Data listing
::::

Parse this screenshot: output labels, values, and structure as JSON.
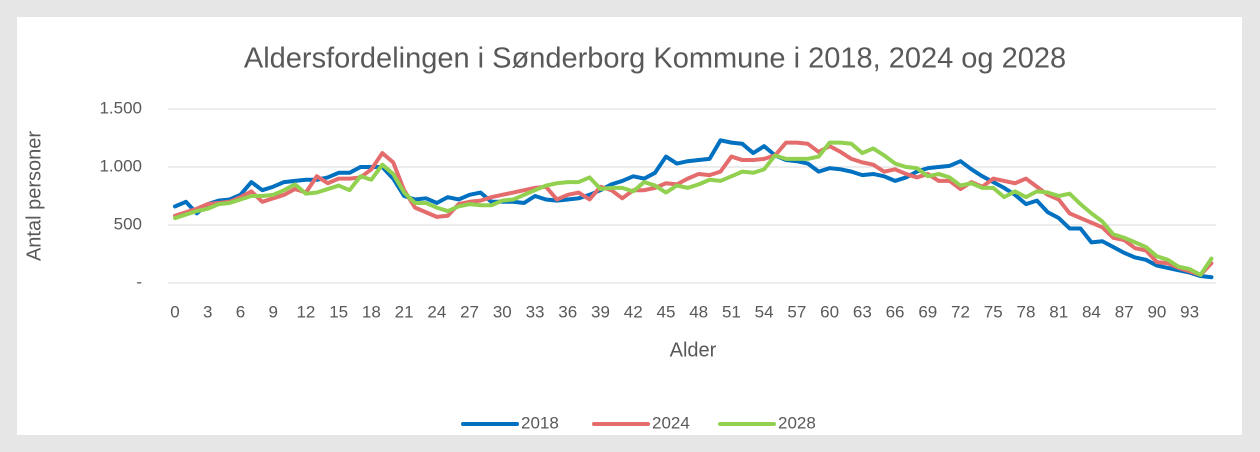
{
  "chart_data": {
    "type": "line",
    "title": "Aldersfordelingen i Sønderborg Kommune i 2018, 2024 og 2028",
    "y_label": "Antal personer",
    "x_label": "Alder",
    "categories": [
      "0",
      null,
      null,
      "3",
      null,
      null,
      "6",
      null,
      null,
      "9",
      null,
      null,
      "12",
      null,
      null,
      "15",
      null,
      null,
      "18",
      null,
      null,
      "21",
      null,
      null,
      "24",
      null,
      null,
      "27",
      null,
      null,
      "30",
      null,
      null,
      "33",
      null,
      null,
      "36",
      null,
      null,
      "39",
      null,
      null,
      "42",
      null,
      null,
      "45",
      null,
      null,
      "48",
      null,
      null,
      "51",
      null,
      null,
      "54",
      null,
      null,
      "57",
      null,
      null,
      "60",
      null,
      null,
      "63",
      null,
      null,
      "66",
      null,
      null,
      "69",
      null,
      null,
      "72",
      null,
      null,
      "75",
      null,
      null,
      "78",
      null,
      null,
      "81",
      null,
      null,
      "84",
      null,
      null,
      "87",
      null,
      null,
      "90",
      null,
      null,
      "93",
      null,
      null
    ],
    "series": [
      {
        "name": "2018",
        "color": "#0070c0",
        "values": [
          660,
          700,
          600,
          680,
          710,
          720,
          760,
          870,
          800,
          830,
          870,
          880,
          890,
          890,
          910,
          950,
          950,
          1000,
          1000,
          1000,
          900,
          750,
          720,
          730,
          690,
          740,
          720,
          760,
          780,
          700,
          700,
          700,
          690,
          750,
          720,
          710,
          720,
          730,
          760,
          800,
          850,
          880,
          920,
          900,
          950,
          1090,
          1030,
          1050,
          1060,
          1070,
          1230,
          1210,
          1200,
          1120,
          1180,
          1100,
          1060,
          1050,
          1030,
          960,
          990,
          980,
          960,
          930,
          940,
          920,
          880,
          910,
          960,
          990,
          1000,
          1010,
          1050,
          980,
          920,
          870,
          820,
          760,
          680,
          710,
          610,
          560,
          470,
          470,
          350,
          360,
          310,
          260,
          220,
          200,
          150,
          130,
          110,
          90,
          60,
          50
        ]
      },
      {
        "name": "2024",
        "color": "#e46c6c",
        "values": [
          580,
          610,
          640,
          680,
          690,
          700,
          740,
          790,
          700,
          730,
          760,
          810,
          780,
          920,
          860,
          900,
          900,
          910,
          980,
          1120,
          1040,
          800,
          650,
          610,
          570,
          580,
          680,
          700,
          710,
          740,
          760,
          780,
          800,
          820,
          830,
          720,
          760,
          780,
          720,
          830,
          800,
          730,
          800,
          800,
          820,
          860,
          850,
          900,
          940,
          930,
          960,
          1090,
          1060,
          1060,
          1070,
          1100,
          1210,
          1210,
          1200,
          1130,
          1180,
          1130,
          1070,
          1040,
          1020,
          960,
          980,
          940,
          910,
          940,
          880,
          880,
          810,
          870,
          830,
          900,
          880,
          860,
          900,
          830,
          760,
          720,
          600,
          560,
          520,
          480,
          390,
          370,
          300,
          280,
          180,
          170,
          130,
          100,
          70,
          170
        ]
      },
      {
        "name": "2028",
        "color": "#92d050",
        "values": [
          560,
          590,
          620,
          640,
          680,
          690,
          720,
          750,
          750,
          760,
          800,
          850,
          770,
          780,
          810,
          840,
          800,
          920,
          890,
          1020,
          940,
          780,
          690,
          690,
          650,
          620,
          660,
          680,
          670,
          670,
          710,
          720,
          760,
          800,
          840,
          860,
          870,
          870,
          910,
          810,
          820,
          820,
          790,
          870,
          840,
          780,
          840,
          820,
          850,
          890,
          880,
          920,
          960,
          950,
          980,
          1100,
          1070,
          1070,
          1070,
          1090,
          1210,
          1210,
          1200,
          1120,
          1160,
          1100,
          1030,
          1000,
          990,
          920,
          940,
          910,
          840,
          860,
          820,
          820,
          740,
          790,
          740,
          790,
          780,
          750,
          770,
          680,
          600,
          530,
          420,
          390,
          350,
          310,
          230,
          200,
          140,
          120,
          70,
          210
        ]
      }
    ],
    "ylim": [
      0,
      1500
    ],
    "yticks": [
      {
        "value": 0,
        "label": "-"
      },
      500,
      {
        "value": 1000,
        "label": "1.000"
      },
      {
        "value": 1500,
        "label": "1.500"
      }
    ],
    "grid": true,
    "legend": "bottom"
  }
}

::::

● REQUIRED WORK
Will you restate every entry word for word and omit the images?

● FINAL ANSWER
Parse this screenshot: output labels, values, and structure as JSON.
{
  "chart_data": {
    "type": "line",
    "title": "Aldersfordelingen i Sønderborg Kommune i 2018, 2024 og 2028",
    "y_label": "Antal personer",
    "x_label": "Alder",
    "categories": [
      "0",
      null,
      null,
      "3",
      null,
      null,
      "6",
      null,
      null,
      "9",
      null,
      null,
      "12",
      null,
      null,
      "15",
      null,
      null,
      "18",
      null,
      null,
      "21",
      null,
      null,
      "24",
      null,
      null,
      "27",
      null,
      null,
      "30",
      null,
      null,
      "33",
      null,
      null,
      "36",
      null,
      null,
      "39",
      null,
      null,
      "42",
      null,
      null,
      "45",
      null,
      null,
      "48",
      null,
      null,
      "51",
      null,
      null,
      "54",
      null,
      null,
      "57",
      null,
      null,
      "60",
      null,
      null,
      "63",
      null,
      null,
      "66",
      null,
      null,
      "69",
      null,
      null,
      "72",
      null,
      null,
      "75",
      null,
      null,
      "78",
      null,
      null,
      "81",
      null,
      null,
      "84",
      null,
      null,
      "87",
      null,
      null,
      "90",
      null,
      null,
      "93",
      null,
      null
    ],
    "series": [
      {
        "name": "2018",
        "color": "#0070c0",
        "values": [
          660,
          700,
          600,
          680,
          710,
          720,
          760,
          870,
          800,
          830,
          870,
          880,
          890,
          890,
          910,
          950,
          950,
          1000,
          1000,
          1000,
          900,
          750,
          720,
          730,
          690,
          740,
          720,
          760,
          780,
          700,
          700,
          700,
          690,
          750,
          720,
          710,
          720,
          730,
          760,
          800,
          850,
          880,
          920,
          900,
          950,
          1090,
          1030,
          1050,
          1060,
          1070,
          1230,
          1210,
          1200,
          1120,
          1180,
          1100,
          1060,
          1050,
          1030,
          960,
          990,
          980,
          960,
          930,
          940,
          920,
          880,
          910,
          960,
          990,
          1000,
          1010,
          1050,
          980,
          920,
          870,
          820,
          760,
          680,
          710,
          610,
          560,
          470,
          470,
          350,
          360,
          310,
          260,
          220,
          200,
          150,
          130,
          110,
          90,
          60,
          50
        ]
      },
      {
        "name": "2024",
        "color": "#e46c6c",
        "values": [
          580,
          610,
          640,
          680,
          690,
          700,
          740,
          790,
          700,
          730,
          760,
          810,
          780,
          920,
          860,
          900,
          900,
          910,
          980,
          1120,
          1040,
          800,
          650,
          610,
          570,
          580,
          680,
          700,
          710,
          740,
          760,
          780,
          800,
          820,
          830,
          720,
          760,
          780,
          720,
          830,
          800,
          730,
          800,
          800,
          820,
          860,
          850,
          900,
          940,
          930,
          960,
          1090,
          1060,
          1060,
          1070,
          1100,
          1210,
          1210,
          1200,
          1130,
          1180,
          1130,
          1070,
          1040,
          1020,
          960,
          980,
          940,
          910,
          940,
          880,
          880,
          810,
          870,
          830,
          900,
          880,
          860,
          900,
          830,
          760,
          720,
          600,
          560,
          520,
          480,
          390,
          370,
          300,
          280,
          180,
          170,
          130,
          100,
          70,
          170
        ]
      },
      {
        "name": "2028",
        "color": "#92d050",
        "values": [
          560,
          590,
          620,
          640,
          680,
          690,
          720,
          750,
          750,
          760,
          800,
          850,
          770,
          780,
          810,
          840,
          800,
          920,
          890,
          1020,
          940,
          780,
          690,
          690,
          650,
          620,
          660,
          680,
          670,
          670,
          710,
          720,
          760,
          800,
          840,
          860,
          870,
          870,
          910,
          810,
          820,
          820,
          790,
          870,
          840,
          780,
          840,
          820,
          850,
          890,
          880,
          920,
          960,
          950,
          980,
          1100,
          1070,
          1070,
          1070,
          1090,
          1210,
          1210,
          1200,
          1120,
          1160,
          1100,
          1030,
          1000,
          990,
          920,
          940,
          910,
          840,
          860,
          820,
          820,
          740,
          790,
          740,
          790,
          780,
          750,
          770,
          680,
          600,
          530,
          420,
          390,
          350,
          310,
          230,
          200,
          140,
          120,
          70,
          210
        ]
      }
    ],
    "ylim": [
      0,
      1500
    ],
    "yticks": [
      {
        "value": 0,
        "label": "-"
      },
      500,
      {
        "value": 1000,
        "label": "1.000"
      },
      {
        "value": 1500,
        "label": "1.500"
      }
    ],
    "grid": true,
    "legend": "bottom"
  }
}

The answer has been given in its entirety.